◆ **Materials provided**
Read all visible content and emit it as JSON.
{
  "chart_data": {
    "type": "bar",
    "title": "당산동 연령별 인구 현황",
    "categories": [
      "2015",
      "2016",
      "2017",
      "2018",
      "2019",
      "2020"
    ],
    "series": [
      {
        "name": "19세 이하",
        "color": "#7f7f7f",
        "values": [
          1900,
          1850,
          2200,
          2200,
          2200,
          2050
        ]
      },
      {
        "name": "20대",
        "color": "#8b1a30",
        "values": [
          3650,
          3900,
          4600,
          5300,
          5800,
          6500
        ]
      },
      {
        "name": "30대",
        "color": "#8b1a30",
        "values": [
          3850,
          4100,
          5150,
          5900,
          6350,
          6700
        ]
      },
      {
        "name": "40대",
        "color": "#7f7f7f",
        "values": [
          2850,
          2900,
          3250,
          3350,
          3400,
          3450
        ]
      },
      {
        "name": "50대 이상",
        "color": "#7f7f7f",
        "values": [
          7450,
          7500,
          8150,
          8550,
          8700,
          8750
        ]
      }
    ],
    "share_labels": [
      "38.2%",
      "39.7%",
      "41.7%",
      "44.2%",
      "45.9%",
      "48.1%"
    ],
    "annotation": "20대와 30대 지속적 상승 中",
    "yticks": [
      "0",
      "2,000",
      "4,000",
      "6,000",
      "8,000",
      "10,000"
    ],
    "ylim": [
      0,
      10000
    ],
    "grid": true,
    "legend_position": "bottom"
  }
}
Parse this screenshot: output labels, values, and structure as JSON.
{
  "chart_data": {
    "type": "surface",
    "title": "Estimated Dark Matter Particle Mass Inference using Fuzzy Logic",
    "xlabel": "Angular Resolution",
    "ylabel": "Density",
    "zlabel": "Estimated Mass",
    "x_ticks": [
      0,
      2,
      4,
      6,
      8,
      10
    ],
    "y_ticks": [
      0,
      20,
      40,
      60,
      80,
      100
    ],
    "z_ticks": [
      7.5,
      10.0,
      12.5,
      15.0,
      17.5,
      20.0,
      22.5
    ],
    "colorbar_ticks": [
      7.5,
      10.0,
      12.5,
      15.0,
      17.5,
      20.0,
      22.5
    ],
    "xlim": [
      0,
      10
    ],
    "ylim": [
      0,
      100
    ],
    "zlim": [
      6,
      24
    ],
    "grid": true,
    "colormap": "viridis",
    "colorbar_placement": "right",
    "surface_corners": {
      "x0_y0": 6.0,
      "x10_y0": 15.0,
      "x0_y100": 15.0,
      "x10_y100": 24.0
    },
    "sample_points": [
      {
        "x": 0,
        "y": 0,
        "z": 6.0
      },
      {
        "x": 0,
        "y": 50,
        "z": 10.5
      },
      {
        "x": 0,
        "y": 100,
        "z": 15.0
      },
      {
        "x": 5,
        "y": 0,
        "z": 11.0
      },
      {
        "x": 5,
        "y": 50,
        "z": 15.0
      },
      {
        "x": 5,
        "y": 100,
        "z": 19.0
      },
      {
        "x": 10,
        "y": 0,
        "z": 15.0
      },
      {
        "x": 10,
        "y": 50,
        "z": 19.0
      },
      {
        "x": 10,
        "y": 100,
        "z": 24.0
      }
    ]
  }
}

◆ **What the task asks**
Type the whole listing again, unaltered.

◆ **Result for this exercise**
Read all visible content and emit it as JSON.
{
  "chart_data": {
    "type": "bar",
    "title": "당산동 연령별 인구 현황",
    "categories": [
      "2015",
      "2016",
      "2017",
      "2018",
      "2019",
      "2020"
    ],
    "series": [
      {
        "name": "19세 이하",
        "color": "#7f7f7f",
        "values": [
          1900,
          1850,
          2200,
          2200,
          2200,
          2050
        ]
      },
      {
        "name": "20대",
        "color": "#8b1a30",
        "values": [
          3650,
          3900,
          4600,
          5300,
          5800,
          6500
        ]
      },
      {
        "name": "30대",
        "color": "#8b1a30",
        "values": [
          3850,
          4100,
          5150,
          5900,
          6350,
          6700
        ]
      },
      {
        "name": "40대",
        "color": "#7f7f7f",
        "values": [
          2850,
          2900,
          3250,
          3350,
          3400,
          3450
        ]
      },
      {
        "name": "50대 이상",
        "color": "#7f7f7f",
        "values": [
          7450,
          7500,
          8150,
          8550,
          8700,
          8750
        ]
      }
    ],
    "share_labels": [
      "38.2%",
      "39.7%",
      "41.7%",
      "44.2%",
      "45.9%",
      "48.1%"
    ],
    "annotation": "20대와 30대 지속적 상승 中",
    "yticks": [
      "0",
      "2,000",
      "4,000",
      "6,000",
      "8,000",
      "10,000"
    ],
    "ylim": [
      0,
      10000
    ],
    "grid": true,
    "legend_position": "bottom"
  }
}
Parse this screenshot: output labels, values, and structure as JSON.
{
  "chart_data": {
    "type": "surface",
    "title": "Estimated Dark Matter Particle Mass Inference using Fuzzy Logic",
    "xlabel": "Angular Resolution",
    "ylabel": "Density",
    "zlabel": "Estimated Mass",
    "x_ticks": [
      0,
      2,
      4,
      6,
      8,
      10
    ],
    "y_ticks": [
      0,
      20,
      40,
      60,
      80,
      100
    ],
    "z_ticks": [
      7.5,
      10.0,
      12.5,
      15.0,
      17.5,
      20.0,
      22.5
    ],
    "colorbar_ticks": [
      7.5,
      10.0,
      12.5,
      15.0,
      17.5,
      20.0,
      22.5
    ],
    "xlim": [
      0,
      10
    ],
    "ylim": [
      0,
      100
    ],
    "zlim": [
      6,
      24
    ],
    "grid": true,
    "colormap": "viridis",
    "colorbar_placement": "right",
    "surface_corners": {
      "x0_y0": 6.0,
      "x10_y0": 15.0,
      "x0_y100": 15.0,
      "x10_y100": 24.0
    },
    "sample_points": [
      {
        "x": 0,
        "y": 0,
        "z": 6.0
      },
      {
        "x": 0,
        "y": 50,
        "z": 10.5
      },
      {
        "x": 0,
        "y": 100,
        "z": 15.0
      },
      {
        "x": 5,
        "y": 0,
        "z": 11.0
      },
      {
        "x": 5,
        "y": 50,
        "z": 15.0
      },
      {
        "x": 5,
        "y": 100,
        "z": 19.0
      },
      {
        "x": 10,
        "y": 0,
        "z": 15.0
      },
      {
        "x": 10,
        "y": 50,
        "z": 19.0
      },
      {
        "x": 10,
        "y": 100,
        "z": 24.0
      }
    ]
  }
}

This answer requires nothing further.